[begin Extracted information]

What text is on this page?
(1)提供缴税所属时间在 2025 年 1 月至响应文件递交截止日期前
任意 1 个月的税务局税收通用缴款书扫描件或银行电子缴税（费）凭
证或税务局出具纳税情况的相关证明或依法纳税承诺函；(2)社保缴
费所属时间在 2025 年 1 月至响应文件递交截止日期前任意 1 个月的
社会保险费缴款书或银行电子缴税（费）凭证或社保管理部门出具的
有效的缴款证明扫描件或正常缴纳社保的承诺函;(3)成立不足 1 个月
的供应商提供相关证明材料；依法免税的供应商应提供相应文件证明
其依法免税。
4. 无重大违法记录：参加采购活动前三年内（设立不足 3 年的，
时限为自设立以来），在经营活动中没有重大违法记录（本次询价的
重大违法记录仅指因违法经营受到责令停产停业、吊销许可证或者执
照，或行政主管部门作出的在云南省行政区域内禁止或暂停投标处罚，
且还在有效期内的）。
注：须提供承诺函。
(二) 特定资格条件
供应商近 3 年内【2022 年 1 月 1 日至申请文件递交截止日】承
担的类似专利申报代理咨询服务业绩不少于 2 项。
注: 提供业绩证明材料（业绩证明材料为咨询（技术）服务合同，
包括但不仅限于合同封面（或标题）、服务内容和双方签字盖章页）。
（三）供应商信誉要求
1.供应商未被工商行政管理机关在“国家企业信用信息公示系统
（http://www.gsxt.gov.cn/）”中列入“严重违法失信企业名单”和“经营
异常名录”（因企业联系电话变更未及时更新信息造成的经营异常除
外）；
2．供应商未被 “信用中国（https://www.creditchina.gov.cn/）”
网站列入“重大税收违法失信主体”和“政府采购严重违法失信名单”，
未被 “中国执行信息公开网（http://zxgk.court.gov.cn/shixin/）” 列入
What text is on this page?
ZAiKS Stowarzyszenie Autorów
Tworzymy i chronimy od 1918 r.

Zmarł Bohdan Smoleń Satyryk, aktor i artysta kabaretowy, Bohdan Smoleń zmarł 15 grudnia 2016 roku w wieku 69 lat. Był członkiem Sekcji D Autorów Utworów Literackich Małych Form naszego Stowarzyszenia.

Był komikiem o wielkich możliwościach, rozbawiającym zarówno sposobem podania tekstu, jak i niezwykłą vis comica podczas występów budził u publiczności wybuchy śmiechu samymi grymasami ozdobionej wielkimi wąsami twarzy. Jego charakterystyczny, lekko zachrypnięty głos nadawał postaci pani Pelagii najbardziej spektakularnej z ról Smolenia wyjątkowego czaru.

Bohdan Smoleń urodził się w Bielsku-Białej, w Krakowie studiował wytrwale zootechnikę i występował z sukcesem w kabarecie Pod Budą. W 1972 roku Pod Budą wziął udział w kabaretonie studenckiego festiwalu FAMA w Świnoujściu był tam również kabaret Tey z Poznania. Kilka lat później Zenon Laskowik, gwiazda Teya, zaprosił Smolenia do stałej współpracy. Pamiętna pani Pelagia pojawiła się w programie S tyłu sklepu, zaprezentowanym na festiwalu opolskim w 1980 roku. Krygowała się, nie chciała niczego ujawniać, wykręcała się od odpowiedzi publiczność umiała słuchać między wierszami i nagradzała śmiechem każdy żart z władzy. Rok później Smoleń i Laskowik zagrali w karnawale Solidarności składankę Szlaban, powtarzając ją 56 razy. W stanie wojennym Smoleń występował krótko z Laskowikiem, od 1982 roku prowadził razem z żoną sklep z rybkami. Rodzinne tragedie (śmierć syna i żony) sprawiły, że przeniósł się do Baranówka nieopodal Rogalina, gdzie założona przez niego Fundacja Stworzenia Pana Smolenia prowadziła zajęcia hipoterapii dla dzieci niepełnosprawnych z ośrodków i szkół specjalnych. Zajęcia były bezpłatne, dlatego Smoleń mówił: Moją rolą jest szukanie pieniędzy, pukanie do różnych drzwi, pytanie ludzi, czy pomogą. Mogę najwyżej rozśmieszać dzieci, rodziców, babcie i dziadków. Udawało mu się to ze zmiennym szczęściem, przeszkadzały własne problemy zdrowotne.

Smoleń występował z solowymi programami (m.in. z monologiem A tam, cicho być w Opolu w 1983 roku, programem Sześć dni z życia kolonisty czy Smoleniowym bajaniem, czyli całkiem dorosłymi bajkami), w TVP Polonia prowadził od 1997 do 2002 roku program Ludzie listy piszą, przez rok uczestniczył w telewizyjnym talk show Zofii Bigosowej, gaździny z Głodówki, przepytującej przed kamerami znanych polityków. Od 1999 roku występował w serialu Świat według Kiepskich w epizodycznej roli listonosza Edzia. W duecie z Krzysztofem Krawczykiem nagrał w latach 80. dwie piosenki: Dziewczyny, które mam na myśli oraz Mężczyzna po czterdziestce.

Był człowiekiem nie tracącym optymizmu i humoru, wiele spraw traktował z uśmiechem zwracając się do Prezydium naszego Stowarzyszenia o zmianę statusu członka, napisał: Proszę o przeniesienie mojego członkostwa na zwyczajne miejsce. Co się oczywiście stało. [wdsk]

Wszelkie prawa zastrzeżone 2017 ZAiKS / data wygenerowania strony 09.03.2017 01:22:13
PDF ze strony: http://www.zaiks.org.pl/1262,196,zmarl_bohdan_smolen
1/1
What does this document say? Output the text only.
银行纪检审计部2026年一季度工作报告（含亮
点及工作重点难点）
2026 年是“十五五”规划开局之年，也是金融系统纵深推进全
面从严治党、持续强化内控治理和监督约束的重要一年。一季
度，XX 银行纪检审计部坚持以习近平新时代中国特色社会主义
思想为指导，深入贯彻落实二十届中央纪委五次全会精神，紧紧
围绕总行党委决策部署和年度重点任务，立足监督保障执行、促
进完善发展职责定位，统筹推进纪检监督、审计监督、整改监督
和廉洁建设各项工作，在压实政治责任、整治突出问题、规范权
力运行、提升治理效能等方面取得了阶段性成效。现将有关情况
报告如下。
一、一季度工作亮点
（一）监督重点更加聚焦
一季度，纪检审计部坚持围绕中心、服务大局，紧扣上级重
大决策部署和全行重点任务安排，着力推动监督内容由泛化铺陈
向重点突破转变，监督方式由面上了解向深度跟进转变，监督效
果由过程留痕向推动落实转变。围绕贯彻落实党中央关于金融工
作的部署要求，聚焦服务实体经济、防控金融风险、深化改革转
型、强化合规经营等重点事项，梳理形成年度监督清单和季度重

[end Extracted information]

Check every line of the material for the string "naszego" and give the number of lines that have it, without anything else.

__Finished answer__. 2